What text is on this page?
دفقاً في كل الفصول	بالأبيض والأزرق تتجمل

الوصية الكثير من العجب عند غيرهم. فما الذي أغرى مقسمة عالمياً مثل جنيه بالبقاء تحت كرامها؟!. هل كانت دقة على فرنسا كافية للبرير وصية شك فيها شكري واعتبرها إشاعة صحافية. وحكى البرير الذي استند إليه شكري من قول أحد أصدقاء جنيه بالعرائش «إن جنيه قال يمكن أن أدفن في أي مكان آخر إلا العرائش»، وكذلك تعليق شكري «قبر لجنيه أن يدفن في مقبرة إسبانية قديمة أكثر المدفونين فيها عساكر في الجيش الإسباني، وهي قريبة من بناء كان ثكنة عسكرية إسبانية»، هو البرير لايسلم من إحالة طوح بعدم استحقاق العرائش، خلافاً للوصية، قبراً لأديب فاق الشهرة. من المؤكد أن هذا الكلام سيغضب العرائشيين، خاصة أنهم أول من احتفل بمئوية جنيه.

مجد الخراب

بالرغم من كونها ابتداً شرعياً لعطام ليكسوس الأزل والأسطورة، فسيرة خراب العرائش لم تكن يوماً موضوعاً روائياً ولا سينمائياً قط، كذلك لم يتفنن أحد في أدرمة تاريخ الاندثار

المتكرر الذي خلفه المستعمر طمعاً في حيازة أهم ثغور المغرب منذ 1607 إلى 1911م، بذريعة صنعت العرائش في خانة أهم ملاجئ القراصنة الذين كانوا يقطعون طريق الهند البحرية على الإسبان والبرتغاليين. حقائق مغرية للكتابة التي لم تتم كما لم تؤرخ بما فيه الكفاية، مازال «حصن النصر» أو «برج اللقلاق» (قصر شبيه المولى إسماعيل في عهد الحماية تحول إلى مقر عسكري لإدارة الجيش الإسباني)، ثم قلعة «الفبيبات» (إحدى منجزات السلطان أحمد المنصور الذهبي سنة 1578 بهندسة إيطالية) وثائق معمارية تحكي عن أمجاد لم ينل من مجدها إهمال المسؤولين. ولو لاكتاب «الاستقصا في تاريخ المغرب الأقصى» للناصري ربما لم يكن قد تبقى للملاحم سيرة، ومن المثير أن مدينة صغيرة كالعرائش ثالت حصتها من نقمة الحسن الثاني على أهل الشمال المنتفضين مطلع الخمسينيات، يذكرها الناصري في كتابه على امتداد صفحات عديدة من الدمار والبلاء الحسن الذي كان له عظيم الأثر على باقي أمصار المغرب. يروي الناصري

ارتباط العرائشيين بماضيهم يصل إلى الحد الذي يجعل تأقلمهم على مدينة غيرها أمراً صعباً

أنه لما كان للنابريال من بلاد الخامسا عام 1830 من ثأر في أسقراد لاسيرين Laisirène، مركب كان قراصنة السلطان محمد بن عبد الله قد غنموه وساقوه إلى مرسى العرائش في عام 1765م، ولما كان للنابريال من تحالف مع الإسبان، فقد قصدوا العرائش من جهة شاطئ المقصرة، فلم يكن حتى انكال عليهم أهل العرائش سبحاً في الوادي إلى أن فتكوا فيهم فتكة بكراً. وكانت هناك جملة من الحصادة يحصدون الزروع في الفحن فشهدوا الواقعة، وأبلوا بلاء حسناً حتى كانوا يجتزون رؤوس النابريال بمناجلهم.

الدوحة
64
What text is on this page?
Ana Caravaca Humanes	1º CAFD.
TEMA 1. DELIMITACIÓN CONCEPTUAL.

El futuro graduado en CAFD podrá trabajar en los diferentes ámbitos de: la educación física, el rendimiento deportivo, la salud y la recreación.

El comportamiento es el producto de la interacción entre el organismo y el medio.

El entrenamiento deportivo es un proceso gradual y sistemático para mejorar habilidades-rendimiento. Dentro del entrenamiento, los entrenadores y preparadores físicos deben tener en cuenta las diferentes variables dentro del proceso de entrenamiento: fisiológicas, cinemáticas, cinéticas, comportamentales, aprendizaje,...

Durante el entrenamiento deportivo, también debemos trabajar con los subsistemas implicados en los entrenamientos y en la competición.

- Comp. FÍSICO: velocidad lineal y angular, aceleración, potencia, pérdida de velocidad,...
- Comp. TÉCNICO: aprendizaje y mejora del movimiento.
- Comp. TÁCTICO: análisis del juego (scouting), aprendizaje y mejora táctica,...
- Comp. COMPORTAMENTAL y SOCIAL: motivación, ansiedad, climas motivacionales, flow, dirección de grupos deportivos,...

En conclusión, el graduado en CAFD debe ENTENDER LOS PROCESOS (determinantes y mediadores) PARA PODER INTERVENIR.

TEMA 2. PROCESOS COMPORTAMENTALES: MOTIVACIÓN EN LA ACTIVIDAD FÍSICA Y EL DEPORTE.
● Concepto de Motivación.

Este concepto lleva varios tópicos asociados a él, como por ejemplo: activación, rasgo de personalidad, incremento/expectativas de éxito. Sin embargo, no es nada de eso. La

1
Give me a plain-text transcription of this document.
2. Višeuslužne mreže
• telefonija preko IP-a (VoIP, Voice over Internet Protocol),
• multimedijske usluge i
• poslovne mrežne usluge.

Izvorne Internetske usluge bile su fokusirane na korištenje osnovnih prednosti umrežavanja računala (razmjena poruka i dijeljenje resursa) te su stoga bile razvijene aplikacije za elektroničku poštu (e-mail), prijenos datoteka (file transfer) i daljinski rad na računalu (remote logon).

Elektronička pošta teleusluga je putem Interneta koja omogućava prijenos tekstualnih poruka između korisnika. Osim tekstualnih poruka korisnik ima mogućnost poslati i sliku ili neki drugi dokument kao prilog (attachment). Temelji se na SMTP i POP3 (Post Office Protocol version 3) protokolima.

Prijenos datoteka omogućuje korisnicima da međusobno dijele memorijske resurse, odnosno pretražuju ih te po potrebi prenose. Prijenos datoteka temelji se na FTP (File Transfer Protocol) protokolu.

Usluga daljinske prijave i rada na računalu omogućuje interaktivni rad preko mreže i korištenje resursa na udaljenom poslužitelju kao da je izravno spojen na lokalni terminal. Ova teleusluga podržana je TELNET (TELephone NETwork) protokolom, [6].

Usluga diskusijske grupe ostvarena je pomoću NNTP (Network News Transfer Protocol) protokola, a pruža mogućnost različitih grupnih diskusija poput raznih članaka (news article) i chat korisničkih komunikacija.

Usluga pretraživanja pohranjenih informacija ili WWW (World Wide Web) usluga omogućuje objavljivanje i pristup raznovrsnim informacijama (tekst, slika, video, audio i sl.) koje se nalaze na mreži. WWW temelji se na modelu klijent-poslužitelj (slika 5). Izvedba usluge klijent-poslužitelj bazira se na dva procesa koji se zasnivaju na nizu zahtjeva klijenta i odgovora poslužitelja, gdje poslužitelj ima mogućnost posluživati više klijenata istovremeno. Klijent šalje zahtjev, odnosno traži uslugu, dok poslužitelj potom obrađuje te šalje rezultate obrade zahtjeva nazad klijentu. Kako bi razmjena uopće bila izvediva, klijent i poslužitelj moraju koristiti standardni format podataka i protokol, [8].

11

========================

#### Given problem:
Where a line above includes "trabajar", copy that line.

#### Reply:
El futuro graduado en CAFD podrá trabajar en los diferentes ámbitos de: la educación física, el rendimiento deportivo, la salud y la recreación.
Durante el entrenamiento deportivo, también debemos trabajar con los subsistemas implicados en los entrenamientos y en la competición.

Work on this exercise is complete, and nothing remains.